--- begin ---

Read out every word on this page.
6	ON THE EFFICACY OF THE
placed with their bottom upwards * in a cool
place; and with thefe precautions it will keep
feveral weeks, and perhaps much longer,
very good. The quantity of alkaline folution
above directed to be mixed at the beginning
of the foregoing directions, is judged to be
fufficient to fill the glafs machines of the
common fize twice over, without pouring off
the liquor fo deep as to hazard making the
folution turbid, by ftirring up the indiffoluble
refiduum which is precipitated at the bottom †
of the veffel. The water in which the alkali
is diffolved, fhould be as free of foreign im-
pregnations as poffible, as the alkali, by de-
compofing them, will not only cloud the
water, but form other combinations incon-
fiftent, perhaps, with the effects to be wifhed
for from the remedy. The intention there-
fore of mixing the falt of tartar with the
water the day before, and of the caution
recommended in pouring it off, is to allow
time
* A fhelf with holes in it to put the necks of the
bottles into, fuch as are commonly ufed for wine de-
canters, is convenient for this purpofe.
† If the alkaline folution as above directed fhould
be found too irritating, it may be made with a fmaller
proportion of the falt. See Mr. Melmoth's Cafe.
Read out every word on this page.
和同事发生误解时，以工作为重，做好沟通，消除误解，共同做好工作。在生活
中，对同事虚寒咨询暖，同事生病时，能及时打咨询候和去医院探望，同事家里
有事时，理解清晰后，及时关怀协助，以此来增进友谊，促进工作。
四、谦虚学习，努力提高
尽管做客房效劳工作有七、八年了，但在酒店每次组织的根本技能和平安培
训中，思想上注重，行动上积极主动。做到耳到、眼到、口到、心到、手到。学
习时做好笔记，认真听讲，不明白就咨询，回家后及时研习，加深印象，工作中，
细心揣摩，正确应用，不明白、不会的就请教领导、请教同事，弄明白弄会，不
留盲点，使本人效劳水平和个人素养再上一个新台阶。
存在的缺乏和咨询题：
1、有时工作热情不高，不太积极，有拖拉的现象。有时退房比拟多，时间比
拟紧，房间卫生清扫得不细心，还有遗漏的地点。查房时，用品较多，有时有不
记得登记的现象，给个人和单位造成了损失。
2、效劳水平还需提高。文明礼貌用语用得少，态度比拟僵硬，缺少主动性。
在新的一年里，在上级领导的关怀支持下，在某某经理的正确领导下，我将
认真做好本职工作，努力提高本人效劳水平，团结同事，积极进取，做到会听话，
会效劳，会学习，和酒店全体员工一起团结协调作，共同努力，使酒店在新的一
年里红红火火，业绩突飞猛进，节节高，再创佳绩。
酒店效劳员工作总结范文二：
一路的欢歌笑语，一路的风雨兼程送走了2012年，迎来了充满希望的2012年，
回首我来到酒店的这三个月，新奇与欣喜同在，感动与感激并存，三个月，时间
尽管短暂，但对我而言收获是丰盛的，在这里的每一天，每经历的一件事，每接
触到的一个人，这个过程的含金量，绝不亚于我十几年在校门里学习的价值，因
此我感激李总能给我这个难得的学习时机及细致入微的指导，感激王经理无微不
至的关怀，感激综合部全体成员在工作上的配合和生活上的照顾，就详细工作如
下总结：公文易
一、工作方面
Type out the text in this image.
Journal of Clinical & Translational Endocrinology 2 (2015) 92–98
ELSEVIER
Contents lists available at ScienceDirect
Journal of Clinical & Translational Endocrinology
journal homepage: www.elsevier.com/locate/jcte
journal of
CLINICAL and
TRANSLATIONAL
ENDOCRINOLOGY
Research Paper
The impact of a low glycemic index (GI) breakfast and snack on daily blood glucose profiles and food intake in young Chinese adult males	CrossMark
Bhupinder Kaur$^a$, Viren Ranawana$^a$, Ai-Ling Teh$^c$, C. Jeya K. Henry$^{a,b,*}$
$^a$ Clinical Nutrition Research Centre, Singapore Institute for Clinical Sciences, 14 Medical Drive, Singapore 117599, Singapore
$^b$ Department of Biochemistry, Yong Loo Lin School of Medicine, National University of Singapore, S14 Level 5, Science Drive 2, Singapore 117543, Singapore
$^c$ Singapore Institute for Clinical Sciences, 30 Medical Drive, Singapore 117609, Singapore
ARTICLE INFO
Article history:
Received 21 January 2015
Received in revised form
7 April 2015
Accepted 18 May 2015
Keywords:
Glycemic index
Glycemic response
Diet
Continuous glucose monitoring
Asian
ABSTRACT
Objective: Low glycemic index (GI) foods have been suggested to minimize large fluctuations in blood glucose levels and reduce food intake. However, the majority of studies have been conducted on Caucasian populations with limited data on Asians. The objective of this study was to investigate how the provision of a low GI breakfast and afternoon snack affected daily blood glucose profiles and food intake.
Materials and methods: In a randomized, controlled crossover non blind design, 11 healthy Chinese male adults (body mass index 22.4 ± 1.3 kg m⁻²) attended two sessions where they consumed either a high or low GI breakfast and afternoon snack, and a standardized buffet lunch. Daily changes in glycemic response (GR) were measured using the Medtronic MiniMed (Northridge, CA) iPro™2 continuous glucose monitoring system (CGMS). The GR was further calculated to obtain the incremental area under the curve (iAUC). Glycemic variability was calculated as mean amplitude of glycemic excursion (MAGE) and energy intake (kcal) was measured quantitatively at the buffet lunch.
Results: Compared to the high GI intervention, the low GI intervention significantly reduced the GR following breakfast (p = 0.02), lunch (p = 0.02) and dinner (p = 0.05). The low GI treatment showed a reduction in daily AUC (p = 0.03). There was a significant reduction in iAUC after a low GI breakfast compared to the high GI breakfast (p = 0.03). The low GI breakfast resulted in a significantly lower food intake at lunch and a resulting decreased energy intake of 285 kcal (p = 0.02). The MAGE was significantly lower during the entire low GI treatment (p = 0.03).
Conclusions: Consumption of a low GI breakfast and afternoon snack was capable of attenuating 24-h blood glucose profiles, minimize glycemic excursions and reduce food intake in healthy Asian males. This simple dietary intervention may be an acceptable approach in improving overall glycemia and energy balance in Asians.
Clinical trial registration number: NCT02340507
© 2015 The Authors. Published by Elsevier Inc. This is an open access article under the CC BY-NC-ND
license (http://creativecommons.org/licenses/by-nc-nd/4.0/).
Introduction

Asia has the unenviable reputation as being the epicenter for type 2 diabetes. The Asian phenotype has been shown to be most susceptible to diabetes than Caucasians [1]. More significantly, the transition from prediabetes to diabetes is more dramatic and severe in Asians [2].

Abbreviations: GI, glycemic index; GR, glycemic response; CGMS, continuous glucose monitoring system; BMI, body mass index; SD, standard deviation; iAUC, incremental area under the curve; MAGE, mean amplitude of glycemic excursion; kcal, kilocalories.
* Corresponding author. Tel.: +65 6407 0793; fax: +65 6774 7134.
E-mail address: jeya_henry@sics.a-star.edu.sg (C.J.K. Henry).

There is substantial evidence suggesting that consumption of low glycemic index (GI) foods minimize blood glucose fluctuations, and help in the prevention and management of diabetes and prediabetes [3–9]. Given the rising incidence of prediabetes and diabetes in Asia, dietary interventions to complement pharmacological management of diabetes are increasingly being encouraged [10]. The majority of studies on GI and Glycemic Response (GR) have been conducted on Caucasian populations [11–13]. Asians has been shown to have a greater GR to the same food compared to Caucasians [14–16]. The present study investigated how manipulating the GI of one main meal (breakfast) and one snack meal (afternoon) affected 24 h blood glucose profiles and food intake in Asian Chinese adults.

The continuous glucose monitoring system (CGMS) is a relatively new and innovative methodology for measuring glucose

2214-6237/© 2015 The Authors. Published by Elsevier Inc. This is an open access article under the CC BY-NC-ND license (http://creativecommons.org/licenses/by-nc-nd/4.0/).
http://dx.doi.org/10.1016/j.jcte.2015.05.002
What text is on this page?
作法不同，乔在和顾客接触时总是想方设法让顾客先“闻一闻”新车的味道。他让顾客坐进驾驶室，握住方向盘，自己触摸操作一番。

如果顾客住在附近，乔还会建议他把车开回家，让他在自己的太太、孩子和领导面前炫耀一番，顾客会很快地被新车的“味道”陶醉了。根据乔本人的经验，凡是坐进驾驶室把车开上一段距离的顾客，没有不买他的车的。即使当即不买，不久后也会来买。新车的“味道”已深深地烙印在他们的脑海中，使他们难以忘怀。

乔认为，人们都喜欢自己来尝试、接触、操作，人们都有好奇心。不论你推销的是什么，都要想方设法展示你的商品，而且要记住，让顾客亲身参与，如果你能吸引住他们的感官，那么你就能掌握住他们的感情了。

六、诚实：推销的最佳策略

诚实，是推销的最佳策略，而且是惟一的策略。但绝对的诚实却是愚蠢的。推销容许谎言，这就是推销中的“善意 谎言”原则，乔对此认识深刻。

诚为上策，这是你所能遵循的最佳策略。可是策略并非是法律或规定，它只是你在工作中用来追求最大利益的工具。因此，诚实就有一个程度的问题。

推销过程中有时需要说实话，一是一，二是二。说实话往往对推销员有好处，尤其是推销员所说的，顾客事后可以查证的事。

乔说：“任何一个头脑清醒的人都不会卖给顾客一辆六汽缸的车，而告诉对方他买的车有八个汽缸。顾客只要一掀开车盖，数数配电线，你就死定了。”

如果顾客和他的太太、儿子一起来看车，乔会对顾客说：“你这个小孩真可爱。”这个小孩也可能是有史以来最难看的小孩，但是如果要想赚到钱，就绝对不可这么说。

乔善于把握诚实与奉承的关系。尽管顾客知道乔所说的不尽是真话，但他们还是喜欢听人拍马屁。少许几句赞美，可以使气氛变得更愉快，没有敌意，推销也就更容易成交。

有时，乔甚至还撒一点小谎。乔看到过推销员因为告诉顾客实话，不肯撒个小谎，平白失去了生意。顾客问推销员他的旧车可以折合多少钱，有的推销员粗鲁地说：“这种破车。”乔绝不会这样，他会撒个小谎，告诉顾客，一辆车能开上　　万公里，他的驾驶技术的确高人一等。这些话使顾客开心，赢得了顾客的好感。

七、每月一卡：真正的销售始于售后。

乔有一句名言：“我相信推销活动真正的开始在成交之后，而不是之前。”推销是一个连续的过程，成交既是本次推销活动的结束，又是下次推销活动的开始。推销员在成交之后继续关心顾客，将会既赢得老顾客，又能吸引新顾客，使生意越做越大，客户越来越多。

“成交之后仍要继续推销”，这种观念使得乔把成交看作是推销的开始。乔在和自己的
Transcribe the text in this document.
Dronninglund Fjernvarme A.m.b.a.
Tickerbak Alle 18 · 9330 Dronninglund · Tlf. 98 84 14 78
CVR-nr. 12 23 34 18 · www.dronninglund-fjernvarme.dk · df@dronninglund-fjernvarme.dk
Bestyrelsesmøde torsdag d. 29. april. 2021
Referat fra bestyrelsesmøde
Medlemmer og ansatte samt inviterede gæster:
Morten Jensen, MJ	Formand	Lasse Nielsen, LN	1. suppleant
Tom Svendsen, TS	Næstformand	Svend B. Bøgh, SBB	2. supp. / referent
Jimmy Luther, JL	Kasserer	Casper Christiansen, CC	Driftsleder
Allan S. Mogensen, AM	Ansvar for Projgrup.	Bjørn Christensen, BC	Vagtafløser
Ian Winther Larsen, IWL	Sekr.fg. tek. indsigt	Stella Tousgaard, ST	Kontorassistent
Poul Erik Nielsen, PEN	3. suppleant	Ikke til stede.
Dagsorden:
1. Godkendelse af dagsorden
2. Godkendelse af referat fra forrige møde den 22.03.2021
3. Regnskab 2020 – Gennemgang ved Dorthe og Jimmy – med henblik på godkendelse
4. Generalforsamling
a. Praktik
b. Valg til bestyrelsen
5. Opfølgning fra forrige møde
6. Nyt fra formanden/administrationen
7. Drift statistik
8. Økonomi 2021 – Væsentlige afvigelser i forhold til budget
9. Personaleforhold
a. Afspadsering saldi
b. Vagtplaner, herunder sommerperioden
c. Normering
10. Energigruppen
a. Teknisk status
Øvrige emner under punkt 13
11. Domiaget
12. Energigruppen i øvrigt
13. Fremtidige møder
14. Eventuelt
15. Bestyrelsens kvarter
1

--- end ---

TO BE DONE: Search the entries for the word "Drive" and pick out every line that holds it.

CORRECT RESPONSE:
$^a$ Clinical Nutrition Research Centre, Singapore Institute for Clinical Sciences, 14 Medical Drive, Singapore 117599, Singapore
$^b$ Department of Biochemistry, Yong Loo Lin School of Medicine, National University of Singapore, S14 Level 5, Science Drive 2, Singapore 117543, Singapore
$^c$ Singapore Institute for Clinical Sciences, 30 Medical Drive, Singapore 117609, Singapore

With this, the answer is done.